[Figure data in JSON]
* BEGIN *
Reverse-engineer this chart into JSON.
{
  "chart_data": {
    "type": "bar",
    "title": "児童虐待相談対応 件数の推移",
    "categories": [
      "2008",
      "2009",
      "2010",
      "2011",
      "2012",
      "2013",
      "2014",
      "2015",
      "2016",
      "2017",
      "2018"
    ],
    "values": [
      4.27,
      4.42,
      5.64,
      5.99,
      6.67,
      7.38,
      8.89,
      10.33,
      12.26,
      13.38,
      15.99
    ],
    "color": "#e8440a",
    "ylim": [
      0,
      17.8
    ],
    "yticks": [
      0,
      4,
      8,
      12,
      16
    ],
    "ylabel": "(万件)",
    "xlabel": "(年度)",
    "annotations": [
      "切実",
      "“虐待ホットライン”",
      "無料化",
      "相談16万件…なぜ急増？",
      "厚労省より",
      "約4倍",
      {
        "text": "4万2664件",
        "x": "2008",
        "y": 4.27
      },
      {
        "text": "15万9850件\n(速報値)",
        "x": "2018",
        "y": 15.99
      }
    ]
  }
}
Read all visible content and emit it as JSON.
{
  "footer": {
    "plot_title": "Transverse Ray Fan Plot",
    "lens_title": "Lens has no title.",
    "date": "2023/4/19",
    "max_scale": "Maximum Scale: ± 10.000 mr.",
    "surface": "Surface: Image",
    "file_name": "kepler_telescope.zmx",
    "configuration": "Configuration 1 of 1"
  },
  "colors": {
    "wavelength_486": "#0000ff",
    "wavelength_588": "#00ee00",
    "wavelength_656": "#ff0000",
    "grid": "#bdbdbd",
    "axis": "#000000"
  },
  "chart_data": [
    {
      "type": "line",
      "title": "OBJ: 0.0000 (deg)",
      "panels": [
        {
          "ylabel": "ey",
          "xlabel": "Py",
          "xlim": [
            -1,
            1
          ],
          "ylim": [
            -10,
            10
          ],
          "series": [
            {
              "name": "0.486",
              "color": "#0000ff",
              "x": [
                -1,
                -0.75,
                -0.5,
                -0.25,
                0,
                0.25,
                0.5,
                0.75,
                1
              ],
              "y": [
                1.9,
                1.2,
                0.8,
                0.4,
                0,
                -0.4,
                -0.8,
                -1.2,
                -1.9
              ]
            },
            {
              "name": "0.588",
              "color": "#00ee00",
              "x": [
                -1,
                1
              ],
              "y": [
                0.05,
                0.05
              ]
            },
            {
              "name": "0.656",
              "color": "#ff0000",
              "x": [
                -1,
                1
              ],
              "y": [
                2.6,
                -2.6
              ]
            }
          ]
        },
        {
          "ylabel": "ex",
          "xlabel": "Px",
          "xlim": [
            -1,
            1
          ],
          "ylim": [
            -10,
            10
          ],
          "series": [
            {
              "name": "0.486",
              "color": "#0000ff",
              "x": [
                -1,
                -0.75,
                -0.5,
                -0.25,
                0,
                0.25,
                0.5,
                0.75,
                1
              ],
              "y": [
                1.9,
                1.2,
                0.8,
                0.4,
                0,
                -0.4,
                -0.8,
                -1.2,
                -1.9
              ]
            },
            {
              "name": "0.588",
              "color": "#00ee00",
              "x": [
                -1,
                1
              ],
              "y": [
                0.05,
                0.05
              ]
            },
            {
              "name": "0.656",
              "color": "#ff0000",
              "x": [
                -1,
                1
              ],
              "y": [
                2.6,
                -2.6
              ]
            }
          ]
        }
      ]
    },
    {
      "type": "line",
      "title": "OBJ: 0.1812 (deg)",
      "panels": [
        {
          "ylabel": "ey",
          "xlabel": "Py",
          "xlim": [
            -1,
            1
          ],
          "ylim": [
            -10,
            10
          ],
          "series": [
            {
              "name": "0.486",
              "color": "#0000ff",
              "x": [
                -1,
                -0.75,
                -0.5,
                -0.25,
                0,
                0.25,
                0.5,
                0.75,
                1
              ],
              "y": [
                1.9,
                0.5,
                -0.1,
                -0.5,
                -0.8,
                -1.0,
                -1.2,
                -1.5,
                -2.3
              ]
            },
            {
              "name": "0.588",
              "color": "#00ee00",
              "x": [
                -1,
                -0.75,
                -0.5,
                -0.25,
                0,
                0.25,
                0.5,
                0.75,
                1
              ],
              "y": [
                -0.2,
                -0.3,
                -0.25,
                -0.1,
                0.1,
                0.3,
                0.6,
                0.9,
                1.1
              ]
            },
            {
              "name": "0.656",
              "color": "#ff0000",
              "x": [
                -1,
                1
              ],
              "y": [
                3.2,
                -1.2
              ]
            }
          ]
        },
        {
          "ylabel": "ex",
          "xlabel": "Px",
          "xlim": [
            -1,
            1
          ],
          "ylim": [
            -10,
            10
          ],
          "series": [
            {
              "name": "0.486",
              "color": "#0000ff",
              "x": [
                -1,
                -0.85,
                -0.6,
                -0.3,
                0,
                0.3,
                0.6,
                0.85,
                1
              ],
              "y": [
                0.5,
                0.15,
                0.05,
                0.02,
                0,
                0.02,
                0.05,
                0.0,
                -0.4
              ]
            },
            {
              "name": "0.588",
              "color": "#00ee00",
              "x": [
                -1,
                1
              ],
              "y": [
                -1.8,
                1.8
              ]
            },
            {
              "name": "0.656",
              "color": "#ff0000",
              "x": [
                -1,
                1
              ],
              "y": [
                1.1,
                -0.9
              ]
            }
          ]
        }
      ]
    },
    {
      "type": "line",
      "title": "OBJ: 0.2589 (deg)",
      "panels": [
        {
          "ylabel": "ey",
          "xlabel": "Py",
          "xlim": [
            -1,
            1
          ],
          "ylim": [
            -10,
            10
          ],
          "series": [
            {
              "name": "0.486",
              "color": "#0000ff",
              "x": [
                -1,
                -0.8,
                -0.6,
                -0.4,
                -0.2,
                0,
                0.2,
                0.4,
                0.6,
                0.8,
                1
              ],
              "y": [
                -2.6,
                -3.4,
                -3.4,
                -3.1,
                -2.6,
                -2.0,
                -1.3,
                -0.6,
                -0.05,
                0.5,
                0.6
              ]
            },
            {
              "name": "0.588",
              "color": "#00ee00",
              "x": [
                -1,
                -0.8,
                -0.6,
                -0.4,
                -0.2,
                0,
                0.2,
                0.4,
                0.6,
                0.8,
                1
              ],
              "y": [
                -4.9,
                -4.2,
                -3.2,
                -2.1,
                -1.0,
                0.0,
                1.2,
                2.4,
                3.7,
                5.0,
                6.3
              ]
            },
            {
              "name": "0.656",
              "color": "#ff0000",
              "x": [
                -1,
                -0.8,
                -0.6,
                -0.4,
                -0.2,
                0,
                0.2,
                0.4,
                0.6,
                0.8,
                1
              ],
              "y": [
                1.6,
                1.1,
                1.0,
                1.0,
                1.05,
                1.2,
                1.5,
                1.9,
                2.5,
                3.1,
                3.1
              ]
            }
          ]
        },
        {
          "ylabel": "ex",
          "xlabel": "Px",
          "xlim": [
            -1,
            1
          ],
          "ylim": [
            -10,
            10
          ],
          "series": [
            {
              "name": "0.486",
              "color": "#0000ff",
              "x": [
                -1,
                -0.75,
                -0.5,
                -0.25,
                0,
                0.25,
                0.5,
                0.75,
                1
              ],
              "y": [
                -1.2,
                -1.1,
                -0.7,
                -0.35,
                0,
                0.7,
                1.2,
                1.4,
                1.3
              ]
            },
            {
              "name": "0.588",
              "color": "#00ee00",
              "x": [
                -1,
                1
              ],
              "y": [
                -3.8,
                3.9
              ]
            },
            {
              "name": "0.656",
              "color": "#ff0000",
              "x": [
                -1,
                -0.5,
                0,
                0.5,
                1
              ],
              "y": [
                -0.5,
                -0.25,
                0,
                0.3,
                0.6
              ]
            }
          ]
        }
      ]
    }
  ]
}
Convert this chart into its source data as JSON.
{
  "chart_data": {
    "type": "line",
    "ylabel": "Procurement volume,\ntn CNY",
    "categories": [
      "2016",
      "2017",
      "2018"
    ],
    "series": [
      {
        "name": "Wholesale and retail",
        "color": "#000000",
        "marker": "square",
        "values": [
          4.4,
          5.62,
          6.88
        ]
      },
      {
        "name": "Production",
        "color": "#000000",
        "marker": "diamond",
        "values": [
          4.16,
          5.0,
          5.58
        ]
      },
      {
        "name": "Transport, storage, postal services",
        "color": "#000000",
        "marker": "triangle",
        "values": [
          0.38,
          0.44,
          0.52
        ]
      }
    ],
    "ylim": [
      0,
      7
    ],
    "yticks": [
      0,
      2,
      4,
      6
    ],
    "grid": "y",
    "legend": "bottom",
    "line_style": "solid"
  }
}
* END *
> Exercise instructions
Find the line with "Convert this chart" in the listing above, then write out that line and each remaining line exactly, with no other text.

> Written solution
Convert this chart into its source data as JSON.
{
  "chart_data": {
    "type": "line",
    "ylabel": "Procurement volume,\ntn CNY",
    "categories": [
      "2016",
      "2017",
      "2018"
    ],
    "series": [
      {
        "name": "Wholesale and retail",
        "color": "#000000",
        "marker": "square",
        "values": [
          4.4,
          5.62,
          6.88
        ]
      },
      {
        "name": "Production",
        "color": "#000000",
        "marker": "diamond",
        "values": [
          4.16,
          5.0,
          5.58
        ]
      },
      {
        "name": "Transport, storage, postal services",
        "color": "#000000",
        "marker": "triangle",
        "values": [
          0.38,
          0.44,
          0.52
        ]
      }
    ],
    "ylim": [
      0,
      7
    ],
    "yticks": [
      0,
      2,
      4,
      6
    ],
    "grid": "y",
    "legend": "bottom",
    "line_style": "solid"
  }
}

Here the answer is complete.